→ Data in this exercise
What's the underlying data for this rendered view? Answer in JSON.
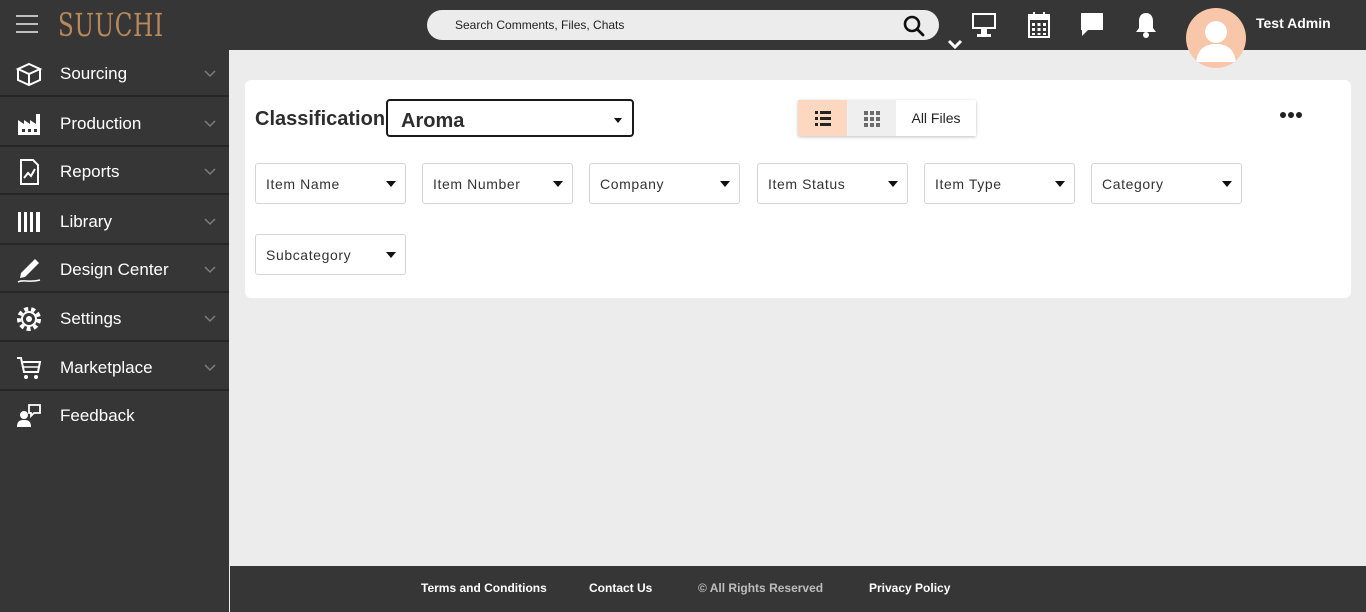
{
  "header": {
    "logo": "SUUCHI",
    "search_placeholder": "Search Comments, Files, Chats",
    "user_name": "Test Admin",
    "icons": [
      "menu-icon",
      "search-icon",
      "monitor-icon",
      "calendar-icon",
      "chat-icon",
      "bell-icon",
      "avatar"
    ]
  },
  "sidebar": {
    "items": [
      {
        "label": "Sourcing",
        "icon": "box-icon"
      },
      {
        "label": "Production",
        "icon": "factory-icon"
      },
      {
        "label": "Reports",
        "icon": "report-icon"
      },
      {
        "label": "Library",
        "icon": "library-icon"
      },
      {
        "label": "Design Center",
        "icon": "pen-icon"
      },
      {
        "label": "Settings",
        "icon": "gear-icon"
      },
      {
        "label": "Marketplace",
        "icon": "cart-icon"
      },
      {
        "label": "Feedback",
        "icon": "feedback-icon"
      }
    ]
  },
  "main": {
    "classification_label": "Classification",
    "classification_value": "Aroma",
    "all_files_label": "All Files",
    "filters": [
      "Item Name",
      "Item Number",
      "Company",
      "Item Status",
      "Item Type",
      "Category",
      "Subcategory"
    ]
  },
  "footer": {
    "terms": "Terms and Conditions",
    "contact": "Contact Us",
    "rights": "© All Rights Reserved",
    "privacy": "Privacy Policy"
  },
  "colors": {
    "bar": "#363636",
    "accent": "#b8895a",
    "highlight": "#fdd7c0",
    "background": "#ececec"
  }
}
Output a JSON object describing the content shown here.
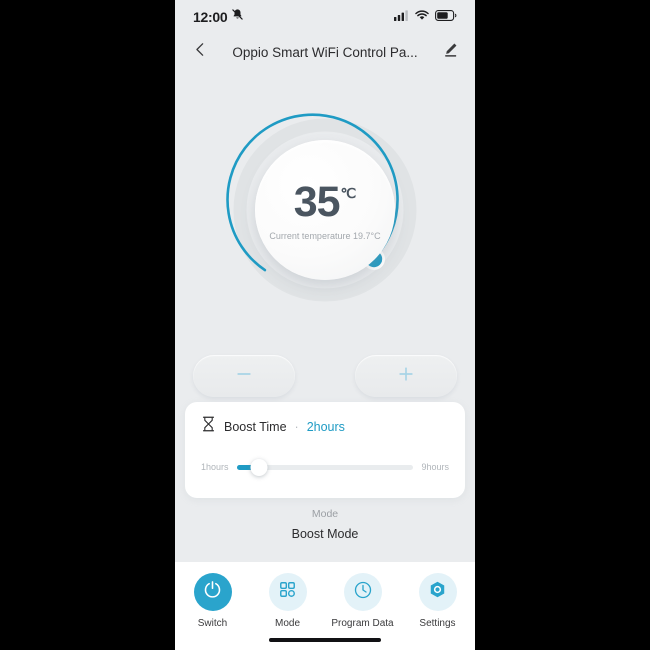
{
  "status_bar": {
    "time": "12:00",
    "mute_icon": "bell-muted-icon",
    "signal_icon": "cellular-signal-icon",
    "wifi_icon": "wifi-icon",
    "battery_icon": "battery-icon"
  },
  "header": {
    "back_icon": "chevron-left-icon",
    "title": "Oppio Smart WiFi Control Pa...",
    "edit_icon": "pencil-edit-icon"
  },
  "dial": {
    "target_temperature": "35",
    "unit": "℃",
    "current_temperature_text": "Current temperature 19.7°C",
    "handle_name": "dial-handle",
    "arc_color": "#1f9bc4",
    "track_color": "#e0e3e5"
  },
  "stepper": {
    "minus_icon": "minus-icon",
    "plus_icon": "plus-icon",
    "icon_color": "#a8d4e6"
  },
  "boost": {
    "icon": "hourglass-icon",
    "label": "Boost Time",
    "separator": "·",
    "value": "2hours",
    "slider": {
      "min_label": "1hours",
      "max_label": "9hours",
      "min": 1,
      "max": 9,
      "value": 2,
      "fill_color": "#1f9bc4"
    }
  },
  "mode": {
    "label": "Mode",
    "value": "Boost Mode"
  },
  "bottom_nav": {
    "items": [
      {
        "label": "Switch",
        "icon": "power-icon",
        "active": true
      },
      {
        "label": "Mode",
        "icon": "grid-squares-icon",
        "active": false
      },
      {
        "label": "Program Data",
        "icon": "clock-icon",
        "active": false
      },
      {
        "label": "Settings",
        "icon": "hex-nut-settings-icon",
        "active": false
      }
    ],
    "active_color": "#2aa4cc",
    "inactive_bg": "#e3f2f8",
    "inactive_icon_color": "#2aa4cc"
  }
}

→ Problem requirements
Give the number of lines that carry the word "Files", with nothing added.

→ Final result
2